## What is needed
Extend the essay on Eliot's Ash Wednesday, picking up directly after its final sentence.

## Text to read
Tuesday, March 09, 2010

Ashes: VI


Here we are at last with our final installment of Eliot's long, difficult, intense, and intensely personal Ash Wednesday. I have not, up to this point, added much in the way of analysis and interpretation. I tend to see scripture and poetry (somewhat) in the same category: they are neither tidy nor aloof. So interpretation, however much we may desire or pretend to the contrary, is usually quite personal. That is not to say that we are reduced merely to picking the linty fruit of our own navel gazing. (That was a more revolting analogy than I intended! Sorry.) Indeed, to the extent we are able, I think both God and good sense require us to seek knowledge by the usual, pedestrian, earth-bound means: research, logic, pondering, even (gasp!) debate, or at least discussion. In this process, objectivity ought to be a goal, but we should not fool ourselves into believing that we are above the fray.

Ultimately, we are laborers, and that means we work in the valley and, with time, among the foothills. We have not yet ascended the mountain. We are masons wielding trowel and mud and brick. As such, we must have enough perspective to know how to use a square and a plumb-line. We are not, however, the Architect, and our glimpses of the blueprints are, for the most part, fragmentary.

At the same time, as believers in the reality of the Holy Spirit, we should hope in (and work for) those moments when, amid the dust and rubble, a rock momentarily becomes a seerstone––when our battered lanterns miraculously cast light through walls, and even into hearts.

With these caveats in mind, then, let's briefly (and far from definitively) examine where Eliot has led us thus far.


I

Ash Wednesday begins in the desert. This is a common image for Eliot, author of The Waste Land and The Hollow Men. Modernism, wandering through the territory of savage individualism, cannot help but lead to anxiety and alienation, and, ultimately, to nihilism. Ayn Rand is the marijuana to Sartre's heroin––a gateway philosophy, if you like, a path toward No Exit.

The soul is weary. All is arid sameness. Having sought the World, he finds it only ash. The power in the earth, in nature, in life itself (and it is real: "veritable") is stripped away precisely because it is "transitory." Hitting rock-bottom, the rock crumbles and the bottom drops out. Lacking power to reach for the possibility of the divine ("blessèd face"), the soul would try to build something "upon which to rejoice," but how can it lay a foundation on nothingness? Even the modern poets' reaching to outdo one another in ironic paeans of sophisticated despair (like drowning men holding a peeing contest) ultimately holds no interest. Any effort to "rejoice" is a laughless joke, and now, in the blackness, the soul must consider that it might have missed something, some reality it didn't see, some meaning. If so, surely there will be judgment. In a world of nothingness, failing to notice the single reality is the ultimate sin, indeed, the only sin. In fear then, the soul begins to pray, begging mercy. In the last few lines, quoting the liturgy, Eliot has tied this single soul to a community. Perhaps we can see here some refutation of modernism's shrill insistence on individualism and the alienation that results. Perhaps to be saved at all we must be saved together.

## Available data
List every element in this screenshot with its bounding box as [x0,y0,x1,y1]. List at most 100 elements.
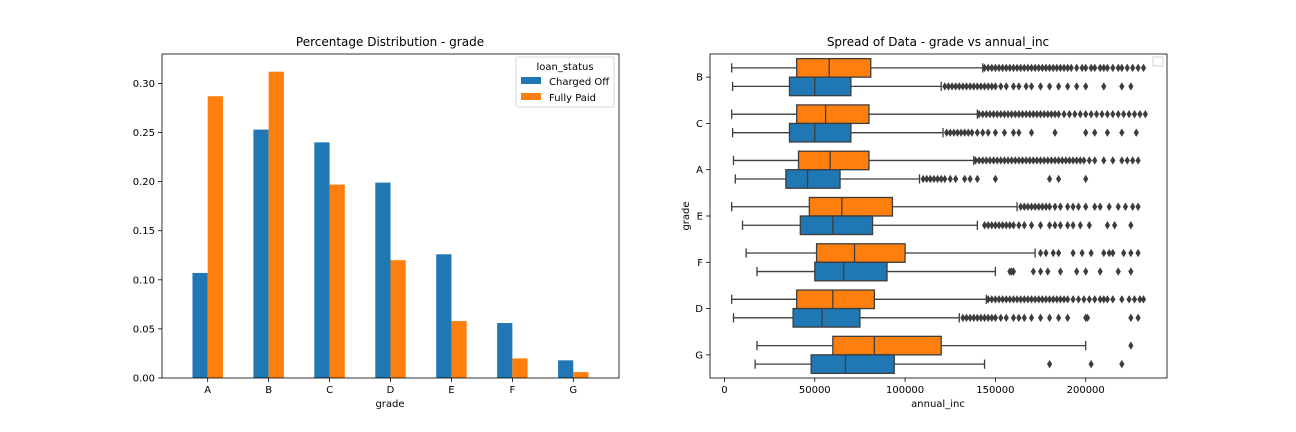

## Response below
II

My immediate reaction as I begin to read the second stanza is relief. It isn't cheerful, but there is some respite from the intolerable, insuperable despair. The poet begins to consider death itself, forgetting, oblivion––perhaps there is some rest here. He has been consumed utterly: "my legs" (mobility), "my heart my liver" (life), and "that which had been contained in the hollow round of my skull" (thought). There is a "Lady." Perhaps Dante's Beatrice? There is a focus here on the colors white and blue, which are distinctly Marian. This is a strange kind of paradise. The soul has been reduced––pared down to essentials? The bones "shine" and "chirp." He offers himself to "oblivion" (are we to associate "oblivion" with God?) and thereby retains himself, or at least some part of himself (Matt. 16:25 may be applicable here). Is this a kind of resurrection? We are not really in Christian territory yet, not as it is commonly understood. There are whiffs of Oriental incense (Buddhism? Nirvana?), yet I am reminded of some descriptions of Theosis: being swallowed in, or participating in the life of God himself. And in this section God does indeed invite these bones to participate, commanding them to prophesy. Now begins a litany of paradox, some of which, again, strikes me as Marian. (She is often associated with "the Rose.") Still, this is clearly not an expected kind of paradise for the believing Christian. Three times, he refers to the end of "love." (Perhaps more of a Buddhist notion, aimed at freeing oneself from all desire, craving, and attachment.) At least, though, the torture of the first stanza is alleviated. There is peace; there is some "land," some "inheritance."


III

The third section is a Pilgrim's Progress of sorts, maybe a Jacob's Ladder. I think Eliot is broadening his perspective, so I look at the first two stanzas as little summations of our progress to this point. The first refers to a "devil" that wears the face of "despair," which was the major opponent in the first section. The second stanza transcends that trial, leaving the devil "twisting, turning below," and now passes through a place with "no more faces," a place reminiscent of another devouring animal (like the leopards), an "agèd shark." There is no struggle here––it is peaceful, though not paradisaical––but the soul is ready to continue upward.

(I suppose I should mention that a "stair" is also an important image in Dante's Divine Comedy, which was a constant inspiration/preoccupation for Eliot. Indeed, the fragment of Dante used in the next section comes from a line that mentions a "stair.")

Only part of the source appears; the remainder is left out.